▶ _SHORT PROBLEM_
Please write out the data again from the line with "l-cell: 8 bbox=[313, 725, 322, 741]" up to and including the line with "l-cell: 14 bbox=[308, 825, 327, 841]", substituting "mass-cell" for "weight-cell" and changing nothing else.

▶ _TASK INPUTS_

------

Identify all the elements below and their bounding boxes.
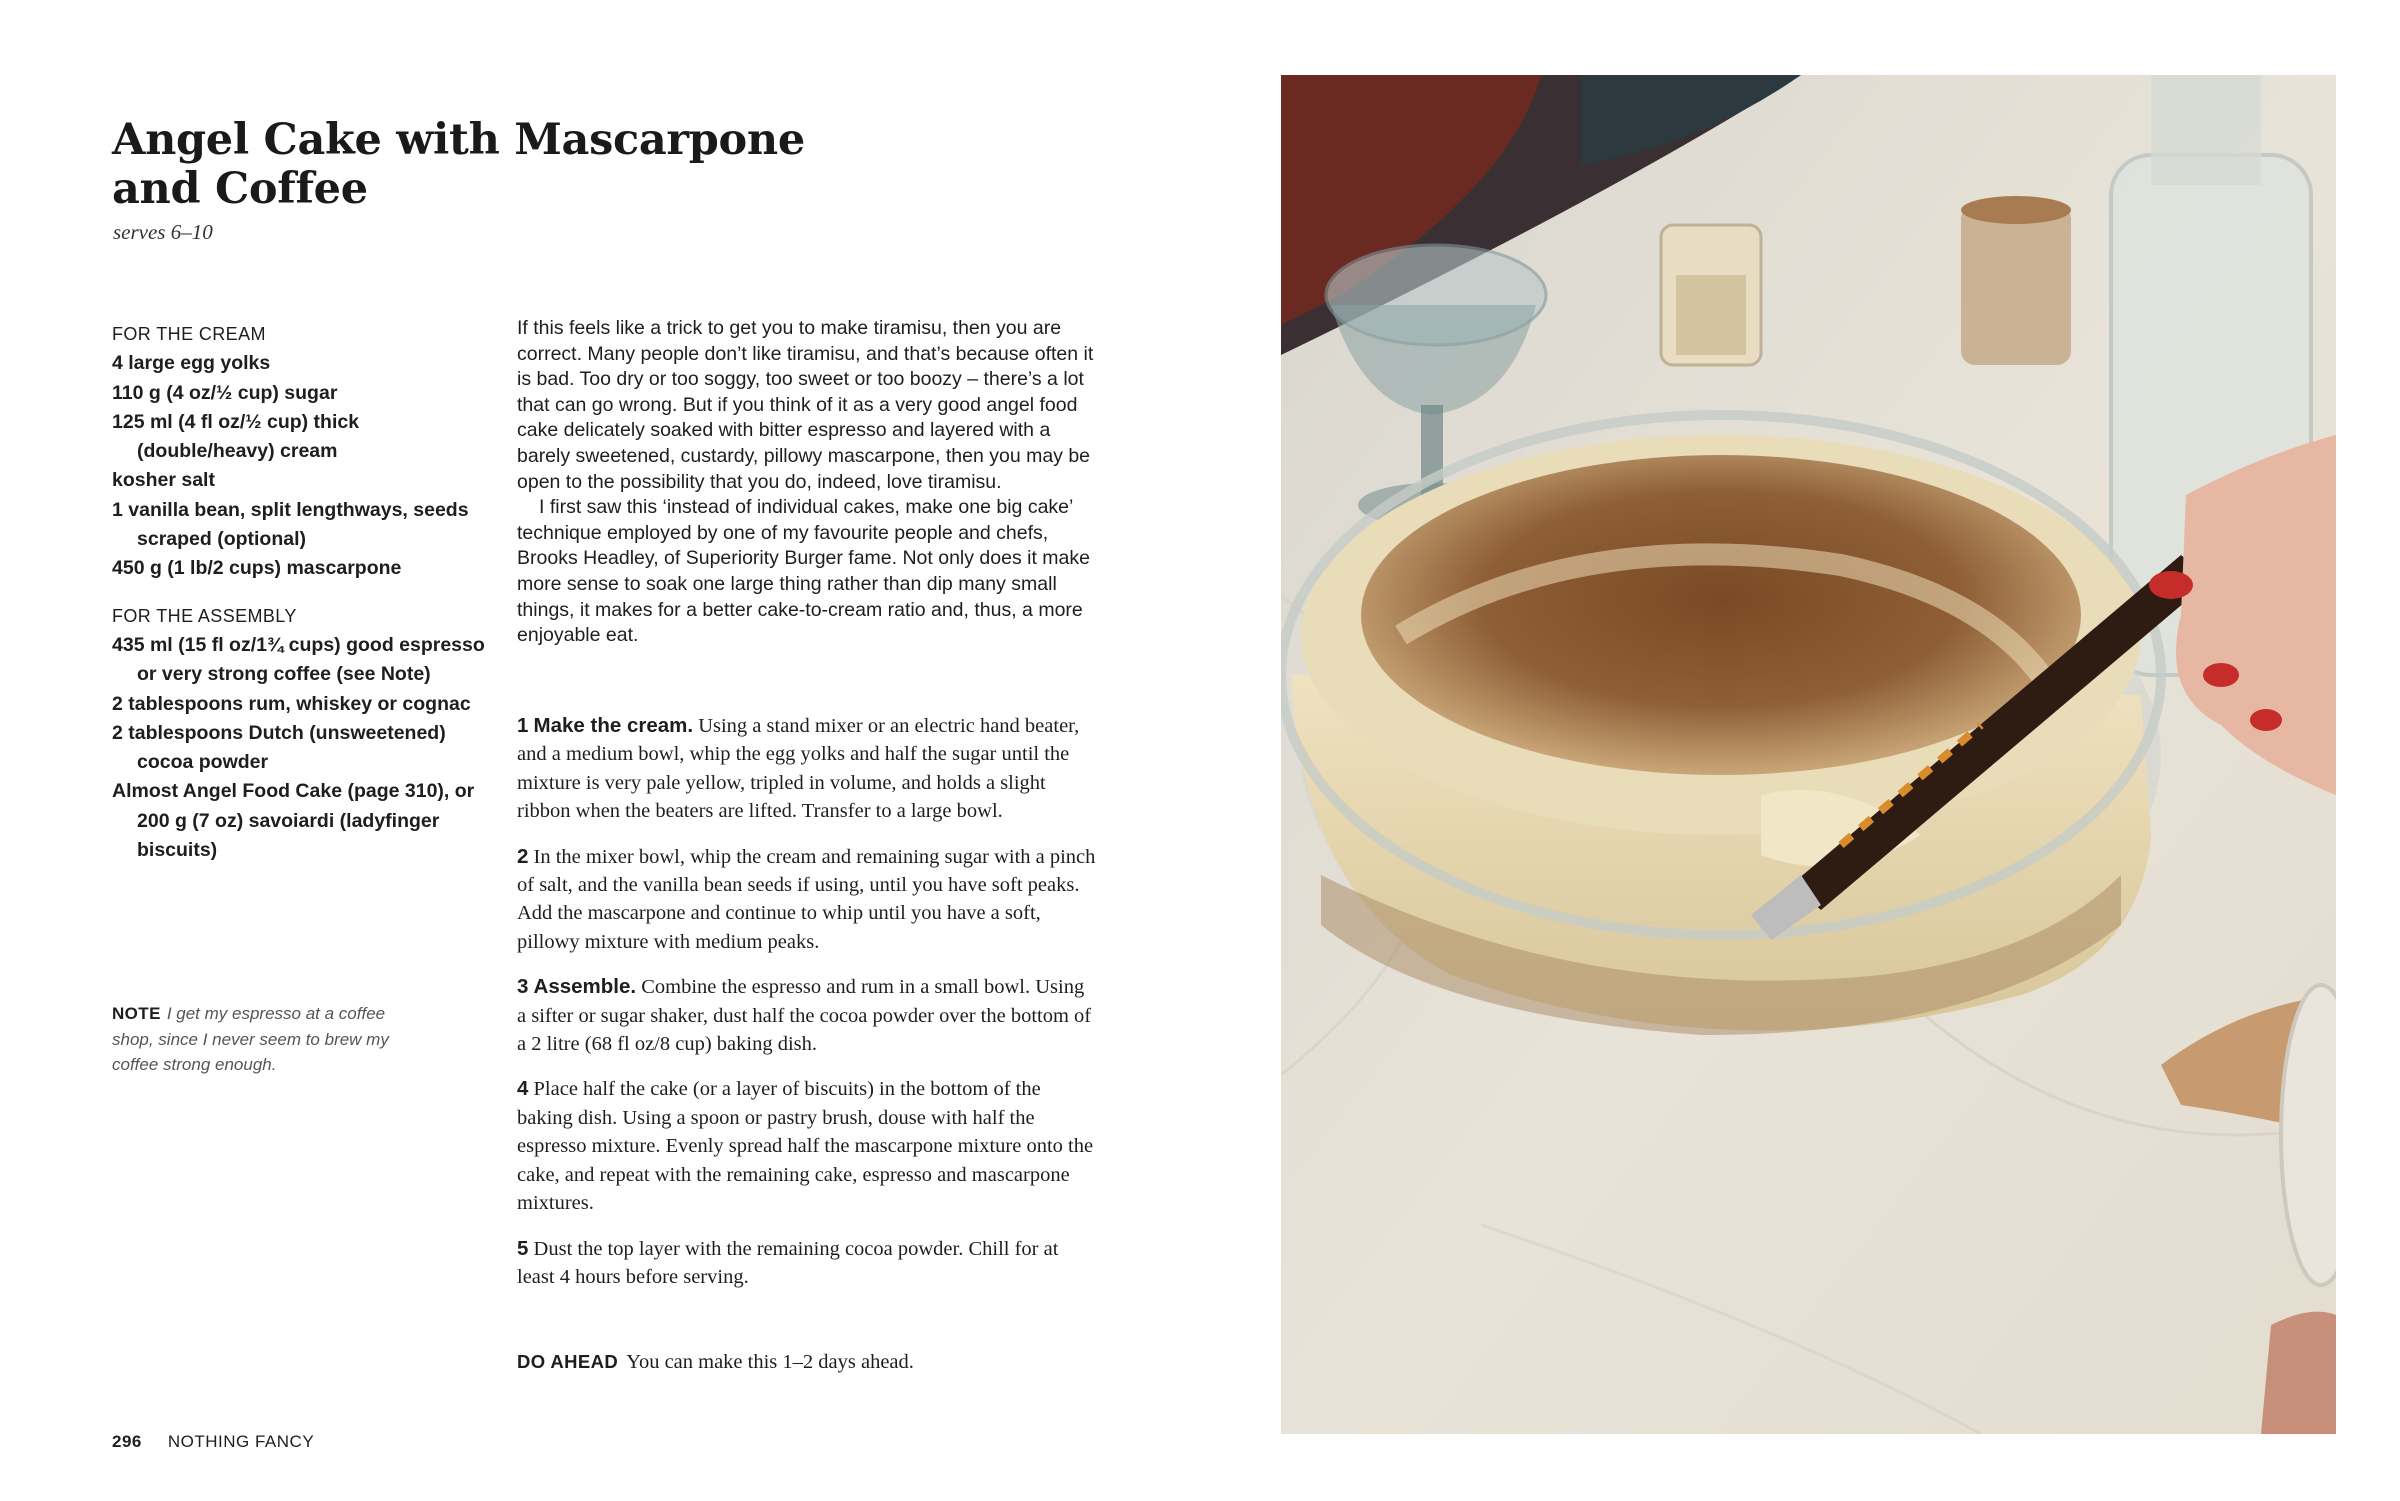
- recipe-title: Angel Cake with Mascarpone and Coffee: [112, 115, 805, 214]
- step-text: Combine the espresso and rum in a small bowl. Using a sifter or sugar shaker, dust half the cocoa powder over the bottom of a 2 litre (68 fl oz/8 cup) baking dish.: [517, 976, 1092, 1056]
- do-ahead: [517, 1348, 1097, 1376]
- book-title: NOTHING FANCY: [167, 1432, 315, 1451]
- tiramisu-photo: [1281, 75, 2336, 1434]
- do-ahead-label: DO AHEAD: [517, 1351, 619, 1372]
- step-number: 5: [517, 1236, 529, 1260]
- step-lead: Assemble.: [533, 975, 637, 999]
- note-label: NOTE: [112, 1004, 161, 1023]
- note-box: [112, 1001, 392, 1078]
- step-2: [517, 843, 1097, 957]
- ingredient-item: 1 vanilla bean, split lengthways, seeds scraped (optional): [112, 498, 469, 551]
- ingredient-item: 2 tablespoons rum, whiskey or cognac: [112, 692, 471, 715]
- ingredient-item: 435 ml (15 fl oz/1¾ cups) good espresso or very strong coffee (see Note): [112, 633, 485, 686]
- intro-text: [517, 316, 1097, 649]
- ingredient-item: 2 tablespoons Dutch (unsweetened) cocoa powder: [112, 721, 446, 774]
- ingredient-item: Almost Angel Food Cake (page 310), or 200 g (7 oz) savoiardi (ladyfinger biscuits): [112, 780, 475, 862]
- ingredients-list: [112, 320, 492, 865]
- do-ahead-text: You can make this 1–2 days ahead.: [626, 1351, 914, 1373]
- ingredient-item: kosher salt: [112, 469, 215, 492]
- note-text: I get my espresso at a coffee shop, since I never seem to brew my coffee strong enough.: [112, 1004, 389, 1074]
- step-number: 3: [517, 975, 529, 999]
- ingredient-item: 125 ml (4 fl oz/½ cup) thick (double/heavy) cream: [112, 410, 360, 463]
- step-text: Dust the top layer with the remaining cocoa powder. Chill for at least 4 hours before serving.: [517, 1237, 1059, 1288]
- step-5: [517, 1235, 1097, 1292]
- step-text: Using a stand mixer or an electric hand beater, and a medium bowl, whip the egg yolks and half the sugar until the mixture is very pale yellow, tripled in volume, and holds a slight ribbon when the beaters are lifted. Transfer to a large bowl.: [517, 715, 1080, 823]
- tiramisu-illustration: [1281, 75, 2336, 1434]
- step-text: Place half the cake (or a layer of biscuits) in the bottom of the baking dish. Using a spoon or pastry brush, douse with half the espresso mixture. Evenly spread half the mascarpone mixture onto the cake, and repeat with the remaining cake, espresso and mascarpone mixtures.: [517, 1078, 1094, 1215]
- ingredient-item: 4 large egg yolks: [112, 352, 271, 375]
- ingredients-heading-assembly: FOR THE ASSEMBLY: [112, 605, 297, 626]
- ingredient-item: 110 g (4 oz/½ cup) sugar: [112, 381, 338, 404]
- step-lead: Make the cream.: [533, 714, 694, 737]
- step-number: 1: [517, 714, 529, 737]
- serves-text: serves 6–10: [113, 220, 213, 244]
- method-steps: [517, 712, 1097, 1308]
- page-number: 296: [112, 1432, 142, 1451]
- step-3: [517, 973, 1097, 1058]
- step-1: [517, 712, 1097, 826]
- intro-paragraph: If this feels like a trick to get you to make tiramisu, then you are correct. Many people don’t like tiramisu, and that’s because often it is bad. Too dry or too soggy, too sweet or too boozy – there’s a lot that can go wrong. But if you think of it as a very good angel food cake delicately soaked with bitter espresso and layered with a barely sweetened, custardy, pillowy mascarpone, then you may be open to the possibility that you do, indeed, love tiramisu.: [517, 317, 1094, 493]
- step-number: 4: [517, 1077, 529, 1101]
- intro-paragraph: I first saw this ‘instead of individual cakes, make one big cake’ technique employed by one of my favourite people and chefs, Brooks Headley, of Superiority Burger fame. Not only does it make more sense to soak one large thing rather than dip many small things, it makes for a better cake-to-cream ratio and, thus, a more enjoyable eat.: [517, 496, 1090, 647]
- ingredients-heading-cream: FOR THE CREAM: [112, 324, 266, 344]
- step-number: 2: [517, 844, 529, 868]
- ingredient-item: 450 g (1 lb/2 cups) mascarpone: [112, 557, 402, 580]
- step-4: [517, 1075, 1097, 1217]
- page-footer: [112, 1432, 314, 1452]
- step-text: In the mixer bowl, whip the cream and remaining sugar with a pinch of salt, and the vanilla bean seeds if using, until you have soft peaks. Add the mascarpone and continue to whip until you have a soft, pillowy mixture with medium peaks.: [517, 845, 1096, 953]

------

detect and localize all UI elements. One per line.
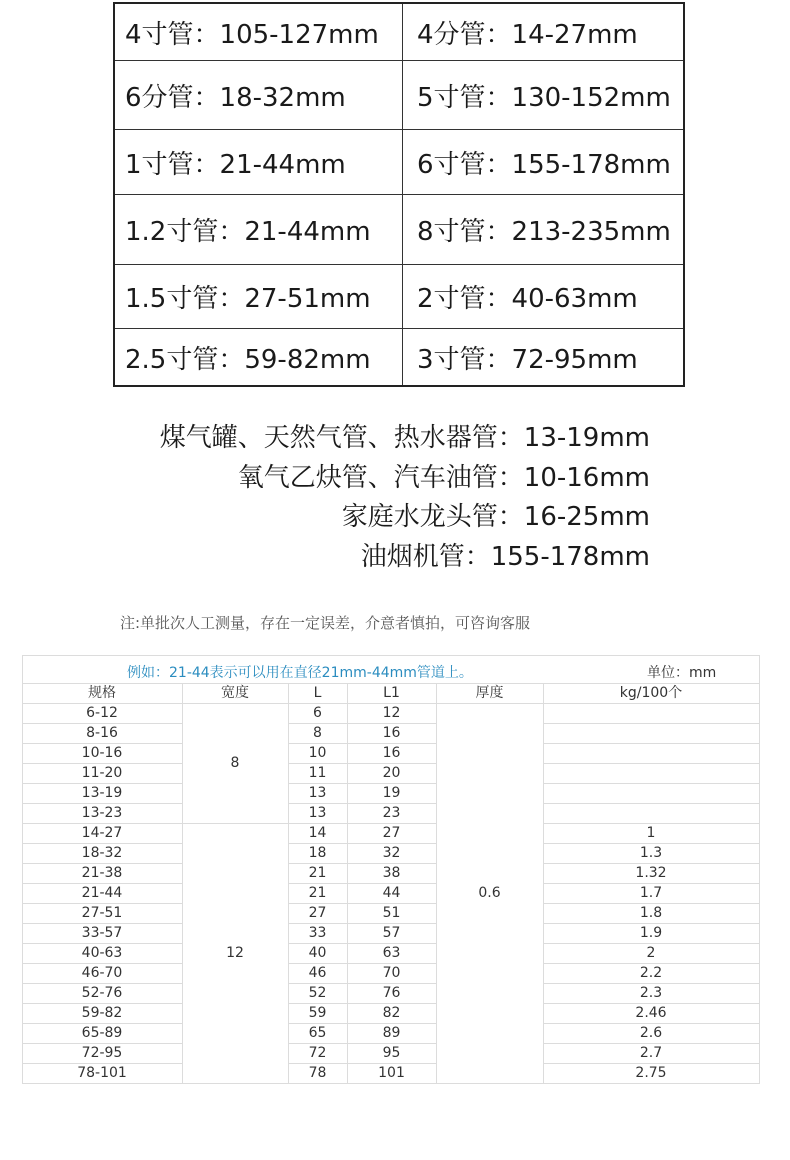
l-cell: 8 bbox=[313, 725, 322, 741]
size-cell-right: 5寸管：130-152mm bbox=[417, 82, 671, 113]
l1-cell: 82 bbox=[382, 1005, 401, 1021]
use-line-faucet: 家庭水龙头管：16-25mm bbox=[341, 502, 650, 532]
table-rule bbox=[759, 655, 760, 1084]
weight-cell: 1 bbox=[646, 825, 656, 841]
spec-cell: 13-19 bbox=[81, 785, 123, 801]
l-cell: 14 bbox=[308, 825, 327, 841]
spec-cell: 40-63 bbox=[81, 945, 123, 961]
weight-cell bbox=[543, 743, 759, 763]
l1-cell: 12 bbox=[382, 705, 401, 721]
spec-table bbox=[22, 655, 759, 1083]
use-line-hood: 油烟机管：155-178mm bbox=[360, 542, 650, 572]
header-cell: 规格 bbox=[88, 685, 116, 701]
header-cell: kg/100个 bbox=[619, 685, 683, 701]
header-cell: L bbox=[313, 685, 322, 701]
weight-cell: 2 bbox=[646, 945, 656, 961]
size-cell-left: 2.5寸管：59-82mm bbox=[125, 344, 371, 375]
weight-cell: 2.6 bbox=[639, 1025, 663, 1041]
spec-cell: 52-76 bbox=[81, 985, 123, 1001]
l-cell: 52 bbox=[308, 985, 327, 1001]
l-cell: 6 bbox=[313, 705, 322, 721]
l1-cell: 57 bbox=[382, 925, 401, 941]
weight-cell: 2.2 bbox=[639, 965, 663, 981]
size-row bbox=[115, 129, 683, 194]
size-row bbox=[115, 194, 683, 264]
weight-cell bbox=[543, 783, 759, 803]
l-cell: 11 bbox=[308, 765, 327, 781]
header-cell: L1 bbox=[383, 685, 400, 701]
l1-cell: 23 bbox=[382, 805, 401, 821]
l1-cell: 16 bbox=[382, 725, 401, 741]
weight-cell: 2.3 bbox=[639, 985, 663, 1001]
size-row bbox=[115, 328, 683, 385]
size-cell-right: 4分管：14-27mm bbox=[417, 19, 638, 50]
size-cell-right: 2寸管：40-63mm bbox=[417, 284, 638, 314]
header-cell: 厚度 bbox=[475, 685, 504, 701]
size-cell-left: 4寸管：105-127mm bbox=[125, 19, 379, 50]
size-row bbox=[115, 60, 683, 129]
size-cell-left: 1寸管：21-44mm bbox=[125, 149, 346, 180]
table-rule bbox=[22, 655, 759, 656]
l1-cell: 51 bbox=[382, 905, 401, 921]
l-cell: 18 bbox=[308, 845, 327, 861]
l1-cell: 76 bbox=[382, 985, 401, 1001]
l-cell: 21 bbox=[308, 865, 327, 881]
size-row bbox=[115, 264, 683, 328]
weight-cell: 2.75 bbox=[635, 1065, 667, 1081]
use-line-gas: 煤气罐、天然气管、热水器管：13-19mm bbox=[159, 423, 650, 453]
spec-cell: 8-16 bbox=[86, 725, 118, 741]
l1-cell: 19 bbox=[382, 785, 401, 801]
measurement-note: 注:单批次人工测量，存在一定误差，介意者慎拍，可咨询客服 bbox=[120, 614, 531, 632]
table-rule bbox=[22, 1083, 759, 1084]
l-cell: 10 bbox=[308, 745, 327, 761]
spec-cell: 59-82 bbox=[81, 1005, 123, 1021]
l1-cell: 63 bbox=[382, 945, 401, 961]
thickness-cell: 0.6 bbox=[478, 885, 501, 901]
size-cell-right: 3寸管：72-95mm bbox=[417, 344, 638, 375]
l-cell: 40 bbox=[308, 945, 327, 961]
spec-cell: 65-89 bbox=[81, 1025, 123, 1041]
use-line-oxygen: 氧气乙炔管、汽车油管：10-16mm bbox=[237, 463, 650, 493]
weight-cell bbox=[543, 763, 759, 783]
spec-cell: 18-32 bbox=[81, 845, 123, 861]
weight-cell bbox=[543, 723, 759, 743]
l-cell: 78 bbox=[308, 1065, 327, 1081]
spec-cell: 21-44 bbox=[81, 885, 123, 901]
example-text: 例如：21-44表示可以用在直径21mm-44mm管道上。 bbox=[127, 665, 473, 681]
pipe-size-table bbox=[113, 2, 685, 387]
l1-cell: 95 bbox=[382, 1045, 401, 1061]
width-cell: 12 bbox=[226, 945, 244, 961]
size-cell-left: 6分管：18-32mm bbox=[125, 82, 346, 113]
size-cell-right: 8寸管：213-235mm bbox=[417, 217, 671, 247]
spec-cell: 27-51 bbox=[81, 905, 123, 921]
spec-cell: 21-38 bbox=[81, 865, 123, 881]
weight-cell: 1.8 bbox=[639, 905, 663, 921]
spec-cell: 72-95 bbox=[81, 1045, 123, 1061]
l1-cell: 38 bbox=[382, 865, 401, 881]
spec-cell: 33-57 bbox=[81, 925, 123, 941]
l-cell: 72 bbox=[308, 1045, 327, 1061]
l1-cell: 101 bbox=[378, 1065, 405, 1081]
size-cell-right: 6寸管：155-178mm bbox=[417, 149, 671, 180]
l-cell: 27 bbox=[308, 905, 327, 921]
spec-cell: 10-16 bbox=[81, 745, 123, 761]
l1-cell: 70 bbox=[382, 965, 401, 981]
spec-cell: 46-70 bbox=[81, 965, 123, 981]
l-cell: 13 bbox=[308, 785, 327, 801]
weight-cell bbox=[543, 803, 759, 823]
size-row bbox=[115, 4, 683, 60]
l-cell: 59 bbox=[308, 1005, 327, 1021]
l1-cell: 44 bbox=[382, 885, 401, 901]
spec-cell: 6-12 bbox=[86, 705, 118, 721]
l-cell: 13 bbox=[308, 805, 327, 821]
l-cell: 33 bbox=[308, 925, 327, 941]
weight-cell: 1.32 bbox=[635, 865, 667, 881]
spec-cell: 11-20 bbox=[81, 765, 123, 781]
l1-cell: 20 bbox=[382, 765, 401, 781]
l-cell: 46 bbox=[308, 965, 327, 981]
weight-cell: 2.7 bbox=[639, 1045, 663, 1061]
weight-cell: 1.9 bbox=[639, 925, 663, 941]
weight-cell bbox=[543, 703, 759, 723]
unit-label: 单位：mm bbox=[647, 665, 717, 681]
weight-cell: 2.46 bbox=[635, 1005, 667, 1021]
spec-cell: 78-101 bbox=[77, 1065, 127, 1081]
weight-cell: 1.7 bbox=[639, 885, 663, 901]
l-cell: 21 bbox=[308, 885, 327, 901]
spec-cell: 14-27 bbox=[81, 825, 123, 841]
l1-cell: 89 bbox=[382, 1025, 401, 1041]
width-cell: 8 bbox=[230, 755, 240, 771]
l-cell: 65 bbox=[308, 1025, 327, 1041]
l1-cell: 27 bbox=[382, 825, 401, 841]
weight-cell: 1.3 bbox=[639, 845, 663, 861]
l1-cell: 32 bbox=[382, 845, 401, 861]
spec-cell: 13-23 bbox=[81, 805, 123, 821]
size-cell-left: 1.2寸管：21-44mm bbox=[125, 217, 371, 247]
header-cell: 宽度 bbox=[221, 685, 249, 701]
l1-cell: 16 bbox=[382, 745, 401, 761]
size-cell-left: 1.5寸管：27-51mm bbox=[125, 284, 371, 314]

------

▶ _RESULT OF THIS EXERCISE_
l-cell: 8 bbox=[313, 725, 322, 741]
size-cell-right: 5寸管：130-152mm bbox=[417, 82, 671, 113]
l1-cell: 82 bbox=[382, 1005, 401, 1021]
use-line-faucet: 家庭水龙头管：16-25mm bbox=[341, 502, 650, 532]
table-rule bbox=[759, 655, 760, 1084]
mass-cell: 1 bbox=[646, 825, 656, 841]
spec-cell: 13-19 bbox=[81, 785, 123, 801]
l-cell: 14 bbox=[308, 825, 327, 841]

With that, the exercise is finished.